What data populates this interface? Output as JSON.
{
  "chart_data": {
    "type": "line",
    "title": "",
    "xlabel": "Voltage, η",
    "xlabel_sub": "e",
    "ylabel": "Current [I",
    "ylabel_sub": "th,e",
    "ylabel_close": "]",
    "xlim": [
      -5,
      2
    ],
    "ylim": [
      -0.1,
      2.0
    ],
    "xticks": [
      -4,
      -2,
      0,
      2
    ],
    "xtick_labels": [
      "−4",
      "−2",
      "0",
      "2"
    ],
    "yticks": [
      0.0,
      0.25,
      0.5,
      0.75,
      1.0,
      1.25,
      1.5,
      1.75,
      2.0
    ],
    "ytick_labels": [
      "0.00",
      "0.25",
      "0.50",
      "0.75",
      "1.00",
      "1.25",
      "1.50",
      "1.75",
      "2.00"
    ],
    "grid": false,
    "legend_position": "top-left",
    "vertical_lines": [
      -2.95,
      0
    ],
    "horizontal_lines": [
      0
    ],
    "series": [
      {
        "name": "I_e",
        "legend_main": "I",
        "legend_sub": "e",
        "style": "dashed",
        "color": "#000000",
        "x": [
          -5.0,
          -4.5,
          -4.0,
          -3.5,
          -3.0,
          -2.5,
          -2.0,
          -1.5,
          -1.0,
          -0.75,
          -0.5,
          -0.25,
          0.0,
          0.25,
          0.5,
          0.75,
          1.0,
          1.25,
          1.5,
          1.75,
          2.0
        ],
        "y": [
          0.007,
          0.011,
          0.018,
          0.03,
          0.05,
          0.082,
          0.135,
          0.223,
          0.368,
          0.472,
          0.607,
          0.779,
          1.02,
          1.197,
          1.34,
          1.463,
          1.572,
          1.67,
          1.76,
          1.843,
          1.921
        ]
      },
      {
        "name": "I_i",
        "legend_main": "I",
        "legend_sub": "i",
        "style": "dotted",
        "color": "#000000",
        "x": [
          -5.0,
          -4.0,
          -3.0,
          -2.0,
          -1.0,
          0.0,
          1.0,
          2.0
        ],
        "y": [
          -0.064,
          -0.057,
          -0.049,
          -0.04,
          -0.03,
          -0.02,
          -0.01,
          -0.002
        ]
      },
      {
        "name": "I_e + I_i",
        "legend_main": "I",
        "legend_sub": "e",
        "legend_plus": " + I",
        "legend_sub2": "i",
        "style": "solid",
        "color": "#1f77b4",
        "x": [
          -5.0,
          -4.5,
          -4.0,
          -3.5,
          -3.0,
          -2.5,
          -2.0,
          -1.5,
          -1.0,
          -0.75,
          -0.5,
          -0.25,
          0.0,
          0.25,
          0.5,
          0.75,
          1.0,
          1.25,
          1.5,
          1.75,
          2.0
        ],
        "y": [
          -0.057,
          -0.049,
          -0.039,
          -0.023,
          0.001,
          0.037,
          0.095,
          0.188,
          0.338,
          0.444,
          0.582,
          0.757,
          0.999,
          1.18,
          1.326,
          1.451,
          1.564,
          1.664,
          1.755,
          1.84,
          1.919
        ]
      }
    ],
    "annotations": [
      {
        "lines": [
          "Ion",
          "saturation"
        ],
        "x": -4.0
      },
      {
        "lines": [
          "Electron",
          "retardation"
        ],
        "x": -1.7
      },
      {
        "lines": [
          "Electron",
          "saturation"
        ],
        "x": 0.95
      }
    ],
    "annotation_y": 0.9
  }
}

+===+

#### Directive:
Identify the lines above with the word "style". Copy them.

#### Solved problem:
        "style": "dashed",
        "style": "dotted",
        "style": "solid",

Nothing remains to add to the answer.